The exercise:
In the stretch from the line containing "Patent image size: (956, 1237)." through the line containing "The passage 13 is at (545, 314).", change "magnified" to "enlarged" and reproduce those lines with nothing else altered.

Supplied records:
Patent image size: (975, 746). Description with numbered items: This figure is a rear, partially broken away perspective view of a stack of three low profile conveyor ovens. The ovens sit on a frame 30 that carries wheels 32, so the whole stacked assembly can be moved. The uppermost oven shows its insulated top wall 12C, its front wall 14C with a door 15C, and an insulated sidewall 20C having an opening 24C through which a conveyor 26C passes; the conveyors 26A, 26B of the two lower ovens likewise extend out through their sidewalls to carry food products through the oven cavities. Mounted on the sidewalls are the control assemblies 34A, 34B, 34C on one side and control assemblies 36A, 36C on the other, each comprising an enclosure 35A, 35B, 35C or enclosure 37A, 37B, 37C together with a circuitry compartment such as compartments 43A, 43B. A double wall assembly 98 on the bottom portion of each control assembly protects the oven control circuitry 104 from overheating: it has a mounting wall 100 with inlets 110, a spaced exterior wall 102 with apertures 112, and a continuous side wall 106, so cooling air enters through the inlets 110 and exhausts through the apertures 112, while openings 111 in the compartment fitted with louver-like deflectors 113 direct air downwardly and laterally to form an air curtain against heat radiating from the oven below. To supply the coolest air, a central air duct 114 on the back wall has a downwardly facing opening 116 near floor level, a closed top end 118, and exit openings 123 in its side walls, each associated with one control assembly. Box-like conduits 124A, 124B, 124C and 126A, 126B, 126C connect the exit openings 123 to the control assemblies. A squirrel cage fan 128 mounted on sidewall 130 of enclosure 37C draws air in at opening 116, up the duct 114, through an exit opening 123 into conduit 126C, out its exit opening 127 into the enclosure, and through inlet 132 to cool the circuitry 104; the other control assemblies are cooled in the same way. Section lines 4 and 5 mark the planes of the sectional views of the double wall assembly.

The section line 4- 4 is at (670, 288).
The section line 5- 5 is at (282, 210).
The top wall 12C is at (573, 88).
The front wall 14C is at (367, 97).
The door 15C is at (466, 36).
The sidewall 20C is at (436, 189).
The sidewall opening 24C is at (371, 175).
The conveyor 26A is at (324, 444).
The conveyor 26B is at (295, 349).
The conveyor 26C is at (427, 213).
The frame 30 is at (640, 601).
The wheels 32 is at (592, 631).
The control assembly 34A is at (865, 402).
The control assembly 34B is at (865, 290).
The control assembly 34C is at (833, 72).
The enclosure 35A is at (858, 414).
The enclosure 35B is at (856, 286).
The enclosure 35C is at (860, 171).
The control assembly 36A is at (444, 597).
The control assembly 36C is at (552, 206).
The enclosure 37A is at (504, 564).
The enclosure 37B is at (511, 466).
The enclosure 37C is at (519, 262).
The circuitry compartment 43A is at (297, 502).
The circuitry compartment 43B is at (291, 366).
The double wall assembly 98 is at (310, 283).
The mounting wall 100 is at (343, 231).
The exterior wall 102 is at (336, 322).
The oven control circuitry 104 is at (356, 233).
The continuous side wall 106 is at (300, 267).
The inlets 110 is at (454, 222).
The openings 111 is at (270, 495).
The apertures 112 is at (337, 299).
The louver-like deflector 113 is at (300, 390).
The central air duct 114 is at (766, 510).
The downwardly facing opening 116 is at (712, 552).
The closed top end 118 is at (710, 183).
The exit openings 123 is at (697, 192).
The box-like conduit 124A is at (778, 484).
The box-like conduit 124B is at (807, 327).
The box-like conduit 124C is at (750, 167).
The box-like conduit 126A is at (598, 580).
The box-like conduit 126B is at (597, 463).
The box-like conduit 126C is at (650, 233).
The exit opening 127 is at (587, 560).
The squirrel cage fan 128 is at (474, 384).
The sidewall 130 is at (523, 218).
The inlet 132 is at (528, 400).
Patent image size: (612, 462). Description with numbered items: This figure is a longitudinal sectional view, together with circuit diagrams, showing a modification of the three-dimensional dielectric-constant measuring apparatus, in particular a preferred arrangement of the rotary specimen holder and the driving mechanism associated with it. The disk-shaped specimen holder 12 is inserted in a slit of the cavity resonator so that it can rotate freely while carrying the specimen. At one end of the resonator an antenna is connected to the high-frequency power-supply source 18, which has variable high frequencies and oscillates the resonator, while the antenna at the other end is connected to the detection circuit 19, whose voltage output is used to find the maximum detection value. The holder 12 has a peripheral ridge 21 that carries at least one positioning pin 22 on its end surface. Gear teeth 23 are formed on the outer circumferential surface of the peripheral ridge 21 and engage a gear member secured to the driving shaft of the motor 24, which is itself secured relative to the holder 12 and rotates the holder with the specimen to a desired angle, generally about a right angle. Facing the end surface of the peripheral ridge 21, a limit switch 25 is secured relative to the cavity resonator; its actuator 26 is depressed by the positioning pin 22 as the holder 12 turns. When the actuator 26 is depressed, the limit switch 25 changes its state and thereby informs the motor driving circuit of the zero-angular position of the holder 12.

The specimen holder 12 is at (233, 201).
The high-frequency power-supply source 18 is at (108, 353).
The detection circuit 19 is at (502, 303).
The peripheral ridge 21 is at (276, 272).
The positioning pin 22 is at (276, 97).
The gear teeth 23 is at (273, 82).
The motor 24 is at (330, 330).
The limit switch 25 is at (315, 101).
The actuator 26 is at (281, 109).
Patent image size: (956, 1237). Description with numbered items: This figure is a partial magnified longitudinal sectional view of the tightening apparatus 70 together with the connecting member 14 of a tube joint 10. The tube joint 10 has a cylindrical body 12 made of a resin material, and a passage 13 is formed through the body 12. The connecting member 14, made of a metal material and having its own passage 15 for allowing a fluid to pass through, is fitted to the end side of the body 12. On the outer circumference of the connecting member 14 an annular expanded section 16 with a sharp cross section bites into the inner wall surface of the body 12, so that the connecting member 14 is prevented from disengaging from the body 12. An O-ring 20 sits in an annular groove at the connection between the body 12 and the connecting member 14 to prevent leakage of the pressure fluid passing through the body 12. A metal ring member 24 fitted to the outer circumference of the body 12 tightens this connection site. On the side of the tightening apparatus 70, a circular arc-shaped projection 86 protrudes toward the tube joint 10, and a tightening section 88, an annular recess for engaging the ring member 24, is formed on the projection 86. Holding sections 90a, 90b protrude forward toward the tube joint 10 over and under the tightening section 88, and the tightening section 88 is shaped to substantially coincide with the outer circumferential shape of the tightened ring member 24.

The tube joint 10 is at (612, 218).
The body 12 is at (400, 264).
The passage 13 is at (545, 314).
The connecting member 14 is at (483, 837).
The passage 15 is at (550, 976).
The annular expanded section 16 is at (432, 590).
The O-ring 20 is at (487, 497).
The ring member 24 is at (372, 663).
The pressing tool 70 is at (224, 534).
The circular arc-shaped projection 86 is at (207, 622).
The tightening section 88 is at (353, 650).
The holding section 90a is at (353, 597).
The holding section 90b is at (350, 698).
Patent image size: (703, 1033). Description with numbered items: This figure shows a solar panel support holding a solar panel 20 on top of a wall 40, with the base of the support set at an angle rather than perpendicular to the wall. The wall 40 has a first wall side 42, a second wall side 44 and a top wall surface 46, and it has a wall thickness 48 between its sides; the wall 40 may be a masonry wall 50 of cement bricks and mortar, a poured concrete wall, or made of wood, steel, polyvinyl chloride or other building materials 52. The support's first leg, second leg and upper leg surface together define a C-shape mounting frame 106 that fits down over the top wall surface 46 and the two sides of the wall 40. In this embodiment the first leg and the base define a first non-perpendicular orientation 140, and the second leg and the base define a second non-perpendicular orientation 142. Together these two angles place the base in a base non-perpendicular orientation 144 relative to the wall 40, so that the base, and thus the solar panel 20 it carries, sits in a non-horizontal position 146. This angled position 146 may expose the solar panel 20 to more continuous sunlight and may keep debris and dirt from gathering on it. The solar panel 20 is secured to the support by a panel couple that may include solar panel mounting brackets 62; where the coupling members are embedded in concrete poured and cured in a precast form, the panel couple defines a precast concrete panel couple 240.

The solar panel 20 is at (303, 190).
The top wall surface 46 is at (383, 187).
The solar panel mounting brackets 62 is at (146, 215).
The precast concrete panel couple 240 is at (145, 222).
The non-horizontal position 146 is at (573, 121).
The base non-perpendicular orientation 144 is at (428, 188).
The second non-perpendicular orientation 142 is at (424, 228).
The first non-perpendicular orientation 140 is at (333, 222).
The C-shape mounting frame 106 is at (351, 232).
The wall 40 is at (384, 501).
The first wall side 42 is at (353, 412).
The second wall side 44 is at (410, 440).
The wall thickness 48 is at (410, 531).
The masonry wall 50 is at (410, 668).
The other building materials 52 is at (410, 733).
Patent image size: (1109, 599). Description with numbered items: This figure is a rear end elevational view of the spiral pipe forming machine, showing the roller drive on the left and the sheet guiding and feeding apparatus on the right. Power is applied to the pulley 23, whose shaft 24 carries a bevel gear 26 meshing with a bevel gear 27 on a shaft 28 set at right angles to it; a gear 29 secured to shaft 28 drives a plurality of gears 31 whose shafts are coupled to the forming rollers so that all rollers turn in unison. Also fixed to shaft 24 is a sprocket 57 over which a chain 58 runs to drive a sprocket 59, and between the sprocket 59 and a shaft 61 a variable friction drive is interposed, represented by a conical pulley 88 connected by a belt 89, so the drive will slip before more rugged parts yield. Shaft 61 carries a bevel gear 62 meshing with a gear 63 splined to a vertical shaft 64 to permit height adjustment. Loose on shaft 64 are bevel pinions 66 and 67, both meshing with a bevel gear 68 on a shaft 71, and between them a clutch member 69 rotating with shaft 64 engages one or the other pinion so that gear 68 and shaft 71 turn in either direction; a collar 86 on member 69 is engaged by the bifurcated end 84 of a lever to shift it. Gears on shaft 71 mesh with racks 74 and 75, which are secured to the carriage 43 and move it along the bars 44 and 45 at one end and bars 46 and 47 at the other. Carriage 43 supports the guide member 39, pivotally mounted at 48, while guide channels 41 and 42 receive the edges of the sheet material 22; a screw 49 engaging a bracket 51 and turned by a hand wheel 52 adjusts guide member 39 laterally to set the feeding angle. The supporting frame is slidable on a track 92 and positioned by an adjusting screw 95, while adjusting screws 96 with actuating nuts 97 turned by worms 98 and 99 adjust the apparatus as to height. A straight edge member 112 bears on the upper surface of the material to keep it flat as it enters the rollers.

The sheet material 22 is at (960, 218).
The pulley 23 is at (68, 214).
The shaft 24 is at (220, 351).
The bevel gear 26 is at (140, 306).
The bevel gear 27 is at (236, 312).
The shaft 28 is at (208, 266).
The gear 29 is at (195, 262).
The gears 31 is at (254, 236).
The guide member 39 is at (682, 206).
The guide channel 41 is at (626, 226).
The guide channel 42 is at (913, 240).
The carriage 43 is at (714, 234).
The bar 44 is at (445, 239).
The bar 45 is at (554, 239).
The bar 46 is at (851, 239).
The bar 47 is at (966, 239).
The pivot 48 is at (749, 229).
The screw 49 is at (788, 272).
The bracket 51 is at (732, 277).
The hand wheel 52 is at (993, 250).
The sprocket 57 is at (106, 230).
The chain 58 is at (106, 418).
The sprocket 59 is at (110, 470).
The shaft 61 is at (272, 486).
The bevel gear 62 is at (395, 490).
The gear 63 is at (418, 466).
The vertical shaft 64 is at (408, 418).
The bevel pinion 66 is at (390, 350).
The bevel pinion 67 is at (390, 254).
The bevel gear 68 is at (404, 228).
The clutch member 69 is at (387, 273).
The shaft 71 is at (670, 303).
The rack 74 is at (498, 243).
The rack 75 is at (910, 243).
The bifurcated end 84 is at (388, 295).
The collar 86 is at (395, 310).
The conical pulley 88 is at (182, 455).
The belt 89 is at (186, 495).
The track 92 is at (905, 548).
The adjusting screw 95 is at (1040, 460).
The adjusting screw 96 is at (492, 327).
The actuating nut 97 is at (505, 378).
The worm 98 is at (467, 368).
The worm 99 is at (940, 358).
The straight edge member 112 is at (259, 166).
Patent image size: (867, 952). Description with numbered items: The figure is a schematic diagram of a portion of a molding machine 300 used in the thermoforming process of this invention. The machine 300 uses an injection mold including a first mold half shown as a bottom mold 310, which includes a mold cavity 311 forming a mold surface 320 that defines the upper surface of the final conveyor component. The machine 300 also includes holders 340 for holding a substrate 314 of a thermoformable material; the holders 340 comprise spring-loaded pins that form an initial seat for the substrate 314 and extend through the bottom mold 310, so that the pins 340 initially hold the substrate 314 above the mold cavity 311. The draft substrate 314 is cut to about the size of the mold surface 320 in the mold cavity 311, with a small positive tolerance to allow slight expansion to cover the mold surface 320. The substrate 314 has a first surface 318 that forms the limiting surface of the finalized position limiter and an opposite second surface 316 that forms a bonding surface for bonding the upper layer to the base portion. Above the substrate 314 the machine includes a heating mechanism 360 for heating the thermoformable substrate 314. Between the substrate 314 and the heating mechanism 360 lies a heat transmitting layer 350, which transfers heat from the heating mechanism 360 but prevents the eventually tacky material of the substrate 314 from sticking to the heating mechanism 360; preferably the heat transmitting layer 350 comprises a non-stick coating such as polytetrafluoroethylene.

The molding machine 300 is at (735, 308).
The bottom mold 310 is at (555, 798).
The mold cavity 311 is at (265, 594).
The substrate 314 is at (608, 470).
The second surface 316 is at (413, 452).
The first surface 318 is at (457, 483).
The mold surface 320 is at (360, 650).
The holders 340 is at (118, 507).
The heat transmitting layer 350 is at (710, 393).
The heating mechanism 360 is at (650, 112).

Worked answer:
Patent image size: (956, 1237). Description with numbered items: This figure is a partial enlarged longitudinal sectional view of the tightening apparatus 70 together with the connecting member 14 of a tube joint 10. The tube joint 10 has a cylindrical body 12 made of a resin material, and a passage 13 is formed through the body 12. The connecting member 14, made of a metal material and having its own passage 15 for allowing a fluid to pass through, is fitted to the end side of the body 12. On the outer circumference of the connecting member 14 an annular expanded section 16 with a sharp cross section bites into the inner wall surface of the body 12, so that the connecting member 14 is prevented from disengaging from the body 12. An O-ring 20 sits in an annular groove at the connection between the body 12 and the connecting member 14 to prevent leakage of the pressure fluid passing through the body 12. A metal ring member 24 fitted to the outer circumference of the body 12 tightens this connection site. On the side of the tightening apparatus 70, a circular arc-shaped projection 86 protrudes toward the tube joint 10, and a tightening section 88, an annular recess for engaging the ring member 24, is formed on the projection 86. Holding sections 90a, 90b protrude forward toward the tube joint 10 over and under the tightening section 88, and the tightening section 88 is shaped to substantially coincide with the outer circumferential shape of the tightened ring member 24.

The tube joint 10 is at (612, 218).
The body 12 is at (400, 264).
The passage 13 is at (545, 314).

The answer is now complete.